─── Supplied text ───

Apologies that a full chat transcript was not captured / exported today.
- Jeff Kennedy (University of Auckland)
- There are strong parallels in the growth-mindset narrative with the "above-the-line" (where you want to have fun and learn and be curious and playful) and "below-the-line" (need to be _right_, security-seeking, feeling threatened) approach from the Conscious Leadership people = https://youtu.be/fLqzYDZAqCI = a worthwhile 3:35" (folk here ask themselves, and sometimes others, "are you operating above the line right now?").
- Miscellaneous discussion about developing, hiring, and retaining talent and the various associated challenges.

─── Data listing ───

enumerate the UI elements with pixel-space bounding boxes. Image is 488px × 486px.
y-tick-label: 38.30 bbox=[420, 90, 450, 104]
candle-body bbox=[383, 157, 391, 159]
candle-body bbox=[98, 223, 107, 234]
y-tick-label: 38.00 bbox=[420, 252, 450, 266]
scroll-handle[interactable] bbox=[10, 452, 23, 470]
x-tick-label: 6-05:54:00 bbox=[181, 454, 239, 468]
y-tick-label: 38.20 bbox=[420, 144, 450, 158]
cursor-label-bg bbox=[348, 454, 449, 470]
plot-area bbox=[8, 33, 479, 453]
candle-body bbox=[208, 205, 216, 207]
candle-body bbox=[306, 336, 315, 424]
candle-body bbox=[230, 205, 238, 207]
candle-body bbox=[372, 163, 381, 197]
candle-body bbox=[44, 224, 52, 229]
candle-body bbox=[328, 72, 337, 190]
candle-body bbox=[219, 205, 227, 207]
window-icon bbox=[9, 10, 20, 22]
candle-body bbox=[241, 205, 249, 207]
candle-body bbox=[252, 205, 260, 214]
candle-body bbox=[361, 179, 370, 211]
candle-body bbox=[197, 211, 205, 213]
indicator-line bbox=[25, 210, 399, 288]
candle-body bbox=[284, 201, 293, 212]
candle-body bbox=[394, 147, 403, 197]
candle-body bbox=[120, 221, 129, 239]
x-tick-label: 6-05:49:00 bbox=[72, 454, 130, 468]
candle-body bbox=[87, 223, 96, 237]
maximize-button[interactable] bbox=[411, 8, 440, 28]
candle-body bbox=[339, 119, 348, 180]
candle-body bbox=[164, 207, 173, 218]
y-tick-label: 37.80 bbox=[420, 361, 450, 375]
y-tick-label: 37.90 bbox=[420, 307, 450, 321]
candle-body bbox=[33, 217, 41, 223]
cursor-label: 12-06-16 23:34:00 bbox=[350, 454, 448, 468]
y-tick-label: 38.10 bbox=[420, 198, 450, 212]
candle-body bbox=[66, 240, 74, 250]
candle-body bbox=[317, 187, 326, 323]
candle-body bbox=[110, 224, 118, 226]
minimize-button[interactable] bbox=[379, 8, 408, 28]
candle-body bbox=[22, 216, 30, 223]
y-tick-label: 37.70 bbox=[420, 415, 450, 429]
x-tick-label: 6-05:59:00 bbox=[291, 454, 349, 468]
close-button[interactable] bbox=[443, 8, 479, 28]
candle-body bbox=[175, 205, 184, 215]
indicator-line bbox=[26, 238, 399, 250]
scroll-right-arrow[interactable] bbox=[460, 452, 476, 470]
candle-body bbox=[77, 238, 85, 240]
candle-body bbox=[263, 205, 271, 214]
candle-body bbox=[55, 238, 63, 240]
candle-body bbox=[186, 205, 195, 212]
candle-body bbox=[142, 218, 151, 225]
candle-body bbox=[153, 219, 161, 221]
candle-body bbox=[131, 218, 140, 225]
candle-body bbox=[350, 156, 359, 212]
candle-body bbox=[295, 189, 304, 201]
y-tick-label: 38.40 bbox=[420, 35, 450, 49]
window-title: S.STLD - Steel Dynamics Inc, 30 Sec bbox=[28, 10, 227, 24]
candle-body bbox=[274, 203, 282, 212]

───

**Exercise details**
Reproduce the whole supplied text above, word for word.

**Answer below**
Apologies that a full chat transcript was not captured / exported today.
- Jeff Kennedy (University of Auckland)
- There are strong parallels in the growth-mindset narrative with the "above-the-line" (where you want to have fun and learn and be curious and playful) and "below-the-line" (need to be _right_, security-seeking, feeling threatened) approach from the Conscious Leadership people = https://youtu.be/fLqzYDZAqCI = a worthwhile 3:35" (folk here ask themselves, and sometimes others, "are you operating above the line right now?").
- Miscellaneous discussion about developing, hiring, and retaining talent and the various associated challenges.